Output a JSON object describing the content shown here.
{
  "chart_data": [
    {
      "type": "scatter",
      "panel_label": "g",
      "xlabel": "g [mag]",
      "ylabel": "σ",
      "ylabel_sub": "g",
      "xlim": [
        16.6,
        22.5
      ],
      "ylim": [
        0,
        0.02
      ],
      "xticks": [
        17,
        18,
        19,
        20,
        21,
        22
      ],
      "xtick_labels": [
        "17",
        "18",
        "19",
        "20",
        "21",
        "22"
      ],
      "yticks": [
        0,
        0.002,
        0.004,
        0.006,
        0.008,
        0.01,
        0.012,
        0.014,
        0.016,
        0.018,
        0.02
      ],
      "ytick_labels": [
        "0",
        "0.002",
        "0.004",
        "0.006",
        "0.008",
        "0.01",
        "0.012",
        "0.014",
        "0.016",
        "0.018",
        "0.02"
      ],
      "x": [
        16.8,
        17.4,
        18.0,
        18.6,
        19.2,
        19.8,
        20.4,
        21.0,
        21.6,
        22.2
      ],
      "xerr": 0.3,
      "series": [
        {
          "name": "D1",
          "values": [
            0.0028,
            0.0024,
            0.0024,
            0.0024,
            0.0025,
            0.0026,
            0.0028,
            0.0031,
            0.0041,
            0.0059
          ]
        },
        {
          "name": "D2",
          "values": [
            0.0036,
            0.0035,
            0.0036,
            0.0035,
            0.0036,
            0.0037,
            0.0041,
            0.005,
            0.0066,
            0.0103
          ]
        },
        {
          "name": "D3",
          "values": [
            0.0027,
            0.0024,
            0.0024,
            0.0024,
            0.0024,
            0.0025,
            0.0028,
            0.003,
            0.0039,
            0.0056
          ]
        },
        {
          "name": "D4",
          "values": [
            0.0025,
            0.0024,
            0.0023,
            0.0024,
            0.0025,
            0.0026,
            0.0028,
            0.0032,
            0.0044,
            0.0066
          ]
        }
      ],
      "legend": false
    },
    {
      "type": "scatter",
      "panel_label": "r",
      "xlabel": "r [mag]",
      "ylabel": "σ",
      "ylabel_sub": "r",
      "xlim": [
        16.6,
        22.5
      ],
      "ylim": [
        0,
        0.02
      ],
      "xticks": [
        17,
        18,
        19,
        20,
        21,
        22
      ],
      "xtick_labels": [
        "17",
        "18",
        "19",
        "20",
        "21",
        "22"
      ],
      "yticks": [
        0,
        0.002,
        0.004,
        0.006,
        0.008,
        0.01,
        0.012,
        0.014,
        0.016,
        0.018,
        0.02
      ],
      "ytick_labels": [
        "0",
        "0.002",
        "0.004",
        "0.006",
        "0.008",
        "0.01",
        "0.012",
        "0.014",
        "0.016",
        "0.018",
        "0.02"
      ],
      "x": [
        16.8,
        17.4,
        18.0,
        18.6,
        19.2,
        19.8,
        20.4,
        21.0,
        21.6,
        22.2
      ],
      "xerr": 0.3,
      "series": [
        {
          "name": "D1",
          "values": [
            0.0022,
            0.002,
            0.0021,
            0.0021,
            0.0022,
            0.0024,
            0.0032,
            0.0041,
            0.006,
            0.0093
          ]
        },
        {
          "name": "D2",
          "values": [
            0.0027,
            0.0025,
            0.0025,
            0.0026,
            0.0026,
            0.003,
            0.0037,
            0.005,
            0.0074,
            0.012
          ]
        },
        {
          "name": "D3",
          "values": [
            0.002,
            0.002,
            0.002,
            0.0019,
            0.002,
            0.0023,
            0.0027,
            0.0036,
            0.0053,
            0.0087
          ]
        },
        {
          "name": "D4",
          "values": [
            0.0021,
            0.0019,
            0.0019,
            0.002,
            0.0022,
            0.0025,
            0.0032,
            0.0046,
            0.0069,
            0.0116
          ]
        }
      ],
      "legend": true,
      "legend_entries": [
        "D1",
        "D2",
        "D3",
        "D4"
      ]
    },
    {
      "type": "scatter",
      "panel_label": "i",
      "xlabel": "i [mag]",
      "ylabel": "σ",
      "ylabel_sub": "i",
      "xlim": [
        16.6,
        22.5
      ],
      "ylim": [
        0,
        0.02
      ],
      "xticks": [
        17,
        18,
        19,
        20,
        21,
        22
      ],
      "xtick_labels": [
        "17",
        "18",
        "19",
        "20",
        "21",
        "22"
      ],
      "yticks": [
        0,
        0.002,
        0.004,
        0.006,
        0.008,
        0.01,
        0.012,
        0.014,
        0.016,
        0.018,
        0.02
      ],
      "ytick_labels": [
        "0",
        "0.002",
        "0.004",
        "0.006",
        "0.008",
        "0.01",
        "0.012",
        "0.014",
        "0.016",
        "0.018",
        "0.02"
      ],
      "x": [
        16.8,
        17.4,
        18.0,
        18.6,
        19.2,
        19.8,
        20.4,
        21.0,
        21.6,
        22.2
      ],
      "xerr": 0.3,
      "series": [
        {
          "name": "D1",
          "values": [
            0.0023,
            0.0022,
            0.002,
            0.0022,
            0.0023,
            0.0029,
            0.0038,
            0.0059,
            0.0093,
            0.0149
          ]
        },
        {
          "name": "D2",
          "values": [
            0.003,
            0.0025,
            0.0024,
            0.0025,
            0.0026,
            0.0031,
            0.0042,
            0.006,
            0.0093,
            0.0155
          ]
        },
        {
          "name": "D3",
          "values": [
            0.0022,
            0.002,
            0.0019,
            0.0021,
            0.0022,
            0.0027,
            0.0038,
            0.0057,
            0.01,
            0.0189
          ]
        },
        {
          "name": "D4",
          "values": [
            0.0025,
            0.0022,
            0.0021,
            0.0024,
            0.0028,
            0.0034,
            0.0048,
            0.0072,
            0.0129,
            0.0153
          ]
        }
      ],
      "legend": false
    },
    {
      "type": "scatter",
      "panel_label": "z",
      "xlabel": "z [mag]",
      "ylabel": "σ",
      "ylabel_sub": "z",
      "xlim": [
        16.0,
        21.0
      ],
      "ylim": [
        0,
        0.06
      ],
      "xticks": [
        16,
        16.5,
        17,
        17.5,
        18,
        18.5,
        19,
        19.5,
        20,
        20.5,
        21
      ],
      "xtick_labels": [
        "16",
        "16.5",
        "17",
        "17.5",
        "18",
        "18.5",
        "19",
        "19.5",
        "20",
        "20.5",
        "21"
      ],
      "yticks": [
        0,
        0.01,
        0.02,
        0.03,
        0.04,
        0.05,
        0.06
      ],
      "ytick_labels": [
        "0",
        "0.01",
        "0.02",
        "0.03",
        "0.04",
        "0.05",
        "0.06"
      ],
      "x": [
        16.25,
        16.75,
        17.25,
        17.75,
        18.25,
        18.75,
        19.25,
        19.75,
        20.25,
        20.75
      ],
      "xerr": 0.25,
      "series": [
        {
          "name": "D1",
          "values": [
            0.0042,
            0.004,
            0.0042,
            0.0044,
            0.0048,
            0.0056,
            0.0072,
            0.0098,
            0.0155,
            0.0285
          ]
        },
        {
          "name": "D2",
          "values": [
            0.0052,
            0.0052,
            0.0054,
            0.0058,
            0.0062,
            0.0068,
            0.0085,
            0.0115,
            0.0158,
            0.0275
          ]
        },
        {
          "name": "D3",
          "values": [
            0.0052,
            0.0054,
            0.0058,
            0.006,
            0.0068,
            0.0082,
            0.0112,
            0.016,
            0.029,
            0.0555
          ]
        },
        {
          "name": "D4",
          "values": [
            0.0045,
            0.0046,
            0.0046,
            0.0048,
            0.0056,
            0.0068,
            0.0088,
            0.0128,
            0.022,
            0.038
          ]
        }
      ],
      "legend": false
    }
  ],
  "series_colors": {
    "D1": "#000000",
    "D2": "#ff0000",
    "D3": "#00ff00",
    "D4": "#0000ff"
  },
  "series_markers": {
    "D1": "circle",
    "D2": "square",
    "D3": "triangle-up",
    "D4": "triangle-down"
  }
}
========================
Every line in the data that holds "xlabel" should be copied out.

Answer for the task —
      "xlabel": "g [mag]",
      "xlabel": "r [mag]",
      "xlabel": "i [mag]",
      "xlabel": "z [mag]",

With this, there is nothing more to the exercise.